→ DIRECTION: Which lines include the word "Returns"? Copy each of them.

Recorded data
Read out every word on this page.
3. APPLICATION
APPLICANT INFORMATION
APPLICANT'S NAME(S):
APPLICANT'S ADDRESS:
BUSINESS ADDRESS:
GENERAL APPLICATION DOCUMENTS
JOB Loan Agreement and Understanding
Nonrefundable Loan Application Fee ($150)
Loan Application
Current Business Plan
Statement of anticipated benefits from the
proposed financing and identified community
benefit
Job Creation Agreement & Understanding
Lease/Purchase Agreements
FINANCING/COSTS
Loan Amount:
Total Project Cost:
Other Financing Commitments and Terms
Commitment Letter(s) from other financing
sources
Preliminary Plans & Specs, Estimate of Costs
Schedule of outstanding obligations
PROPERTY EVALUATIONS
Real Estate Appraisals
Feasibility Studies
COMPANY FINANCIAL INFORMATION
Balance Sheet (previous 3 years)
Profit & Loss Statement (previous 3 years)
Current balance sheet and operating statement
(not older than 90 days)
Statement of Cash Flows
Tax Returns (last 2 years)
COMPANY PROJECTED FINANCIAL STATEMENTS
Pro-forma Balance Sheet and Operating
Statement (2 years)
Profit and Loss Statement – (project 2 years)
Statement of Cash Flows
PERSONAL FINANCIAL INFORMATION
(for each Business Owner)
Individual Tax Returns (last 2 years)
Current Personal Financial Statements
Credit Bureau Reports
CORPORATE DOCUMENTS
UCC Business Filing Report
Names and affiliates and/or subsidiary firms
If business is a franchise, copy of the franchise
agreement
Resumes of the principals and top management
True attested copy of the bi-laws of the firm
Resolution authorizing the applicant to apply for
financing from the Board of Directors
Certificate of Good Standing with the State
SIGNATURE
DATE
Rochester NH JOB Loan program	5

→ RESPONSE:
Tax Returns (last 2 years)
Individual Tax Returns (last 2 years)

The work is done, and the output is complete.